:: RECORDS SUPPLIED

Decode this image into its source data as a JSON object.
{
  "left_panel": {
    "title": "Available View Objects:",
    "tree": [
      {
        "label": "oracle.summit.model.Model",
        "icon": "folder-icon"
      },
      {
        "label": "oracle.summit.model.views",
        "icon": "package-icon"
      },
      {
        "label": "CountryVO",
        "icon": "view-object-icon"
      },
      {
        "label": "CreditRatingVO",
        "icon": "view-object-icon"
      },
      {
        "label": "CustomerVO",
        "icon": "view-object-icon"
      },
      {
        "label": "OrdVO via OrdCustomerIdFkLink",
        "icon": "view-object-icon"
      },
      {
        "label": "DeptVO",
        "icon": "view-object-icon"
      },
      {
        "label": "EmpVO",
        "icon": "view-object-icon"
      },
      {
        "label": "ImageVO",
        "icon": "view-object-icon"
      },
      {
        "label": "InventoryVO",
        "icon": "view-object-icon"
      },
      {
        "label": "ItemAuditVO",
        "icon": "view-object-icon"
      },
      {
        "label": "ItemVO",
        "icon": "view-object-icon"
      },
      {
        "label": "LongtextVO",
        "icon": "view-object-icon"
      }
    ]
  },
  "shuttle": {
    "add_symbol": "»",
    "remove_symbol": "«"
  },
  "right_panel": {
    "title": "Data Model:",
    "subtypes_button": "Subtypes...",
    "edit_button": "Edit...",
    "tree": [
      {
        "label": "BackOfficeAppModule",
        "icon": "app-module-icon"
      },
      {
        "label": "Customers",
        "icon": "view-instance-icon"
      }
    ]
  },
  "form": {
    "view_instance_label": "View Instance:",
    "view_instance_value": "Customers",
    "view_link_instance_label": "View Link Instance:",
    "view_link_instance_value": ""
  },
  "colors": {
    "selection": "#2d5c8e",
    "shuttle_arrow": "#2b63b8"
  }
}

::::

- [TASK DETAILS]: Go through the material above and copy each line that has the word "oracle".

- [TASK RESPONSE]:
        "label": "oracle.summit.model.Model",
        "label": "oracle.summit.model.views",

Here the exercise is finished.